== Supplied material ==
⁂
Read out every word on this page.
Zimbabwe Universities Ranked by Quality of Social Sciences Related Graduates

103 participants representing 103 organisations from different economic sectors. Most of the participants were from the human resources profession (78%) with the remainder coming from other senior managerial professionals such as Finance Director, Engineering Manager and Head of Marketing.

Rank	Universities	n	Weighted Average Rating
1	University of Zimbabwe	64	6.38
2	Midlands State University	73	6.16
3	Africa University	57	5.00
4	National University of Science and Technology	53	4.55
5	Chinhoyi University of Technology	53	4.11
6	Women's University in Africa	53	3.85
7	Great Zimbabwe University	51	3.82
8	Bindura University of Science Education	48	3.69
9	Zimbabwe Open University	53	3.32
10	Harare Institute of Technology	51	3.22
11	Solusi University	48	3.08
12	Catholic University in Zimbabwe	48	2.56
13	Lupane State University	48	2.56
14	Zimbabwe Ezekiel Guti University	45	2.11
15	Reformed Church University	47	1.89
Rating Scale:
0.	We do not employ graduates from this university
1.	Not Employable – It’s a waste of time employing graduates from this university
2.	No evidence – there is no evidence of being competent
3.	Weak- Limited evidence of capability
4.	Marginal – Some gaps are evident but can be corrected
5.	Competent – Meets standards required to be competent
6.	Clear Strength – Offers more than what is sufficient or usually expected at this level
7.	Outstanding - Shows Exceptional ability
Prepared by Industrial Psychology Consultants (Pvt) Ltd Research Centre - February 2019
⁂
Which lines hold the string "this"? List them all.

Read out every word on this page.
0.	We do not employ graduates from this university
1.	Not Employable – It’s a waste of time employing graduates from this university
6.	Clear Strength – Offers more than what is sufficient or usually expected at this level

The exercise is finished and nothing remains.